-- START Supplied entries --
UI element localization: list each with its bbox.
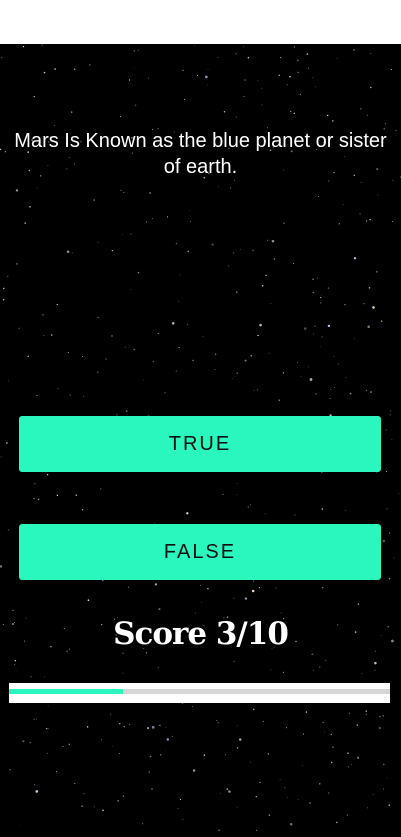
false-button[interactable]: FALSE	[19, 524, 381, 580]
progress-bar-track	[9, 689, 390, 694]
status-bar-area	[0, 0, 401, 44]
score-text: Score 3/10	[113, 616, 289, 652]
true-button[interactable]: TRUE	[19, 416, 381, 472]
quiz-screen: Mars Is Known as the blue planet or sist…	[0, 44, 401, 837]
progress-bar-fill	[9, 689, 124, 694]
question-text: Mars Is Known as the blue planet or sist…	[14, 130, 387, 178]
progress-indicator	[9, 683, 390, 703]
-- END Supplied entries --
-- START Supplied entries --
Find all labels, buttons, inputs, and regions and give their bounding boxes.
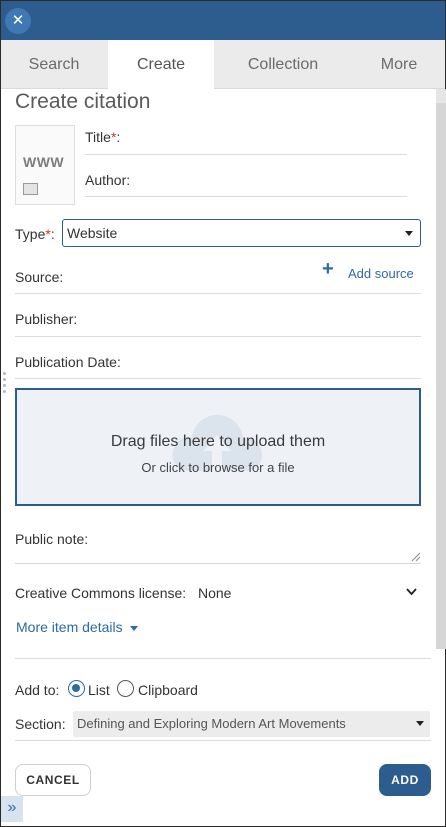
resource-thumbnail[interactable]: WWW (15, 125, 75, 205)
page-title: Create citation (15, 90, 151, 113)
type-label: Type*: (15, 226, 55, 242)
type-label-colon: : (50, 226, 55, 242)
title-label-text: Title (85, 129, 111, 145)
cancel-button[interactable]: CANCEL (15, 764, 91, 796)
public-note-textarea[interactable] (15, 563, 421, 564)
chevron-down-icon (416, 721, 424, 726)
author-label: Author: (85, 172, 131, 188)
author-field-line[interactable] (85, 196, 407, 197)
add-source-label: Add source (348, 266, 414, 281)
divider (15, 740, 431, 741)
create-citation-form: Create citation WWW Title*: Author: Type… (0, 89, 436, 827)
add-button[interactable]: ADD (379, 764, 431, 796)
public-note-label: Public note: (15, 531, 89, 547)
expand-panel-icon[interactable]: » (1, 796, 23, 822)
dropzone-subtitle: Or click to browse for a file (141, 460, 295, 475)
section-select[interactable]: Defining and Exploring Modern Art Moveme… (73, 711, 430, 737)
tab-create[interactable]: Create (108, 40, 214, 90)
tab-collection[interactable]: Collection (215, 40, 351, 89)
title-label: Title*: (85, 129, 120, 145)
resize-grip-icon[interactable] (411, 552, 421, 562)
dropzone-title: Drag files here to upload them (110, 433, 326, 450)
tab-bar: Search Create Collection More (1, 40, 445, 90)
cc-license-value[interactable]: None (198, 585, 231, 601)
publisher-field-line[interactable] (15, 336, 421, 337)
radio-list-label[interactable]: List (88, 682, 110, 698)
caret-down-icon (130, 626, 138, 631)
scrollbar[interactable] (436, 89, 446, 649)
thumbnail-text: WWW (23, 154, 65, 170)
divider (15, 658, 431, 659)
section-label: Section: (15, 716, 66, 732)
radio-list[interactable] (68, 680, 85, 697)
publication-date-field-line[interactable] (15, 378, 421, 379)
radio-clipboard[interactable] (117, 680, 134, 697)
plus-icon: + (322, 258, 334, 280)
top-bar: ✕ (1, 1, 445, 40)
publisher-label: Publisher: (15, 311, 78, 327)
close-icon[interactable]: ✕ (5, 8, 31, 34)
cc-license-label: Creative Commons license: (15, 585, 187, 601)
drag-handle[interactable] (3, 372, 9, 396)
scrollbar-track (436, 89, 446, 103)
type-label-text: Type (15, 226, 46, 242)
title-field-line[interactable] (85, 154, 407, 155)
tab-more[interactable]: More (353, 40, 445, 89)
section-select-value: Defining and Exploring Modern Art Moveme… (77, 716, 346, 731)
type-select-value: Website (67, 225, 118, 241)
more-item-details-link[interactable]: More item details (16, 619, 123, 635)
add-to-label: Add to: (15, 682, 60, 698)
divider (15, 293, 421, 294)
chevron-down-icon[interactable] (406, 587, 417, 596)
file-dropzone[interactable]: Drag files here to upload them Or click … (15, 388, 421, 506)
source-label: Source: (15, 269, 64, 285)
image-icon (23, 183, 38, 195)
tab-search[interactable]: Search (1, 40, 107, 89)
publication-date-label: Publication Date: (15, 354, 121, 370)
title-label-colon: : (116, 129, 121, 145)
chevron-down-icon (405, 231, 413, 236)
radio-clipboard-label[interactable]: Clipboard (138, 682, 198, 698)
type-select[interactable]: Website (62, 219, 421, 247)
-- END Supplied entries --
▶ **Task**
Copy everything from the line containing "UI element localization: list" down to the line containing "683, 390, 703]", keeping both of those lines and each line between them word for word. Leave the picture out of your copy.

▶ **Response**
UI element localization: list each with its bbox.
false-button[interactable]: FALSE	[19, 524, 381, 580]
progress-bar-track	[9, 689, 390, 694]
status-bar-area	[0, 0, 401, 44]
score-text: Score 3/10	[113, 616, 289, 652]
true-button[interactable]: TRUE	[19, 416, 381, 472]
quiz-screen: Mars Is Known as the blue planet or sist…	[0, 44, 401, 837]
progress-bar-fill	[9, 689, 124, 694]
question-text: Mars Is Known as the blue planet or sist…	[14, 130, 387, 178]
progress-indicator	[9, 683, 390, 703]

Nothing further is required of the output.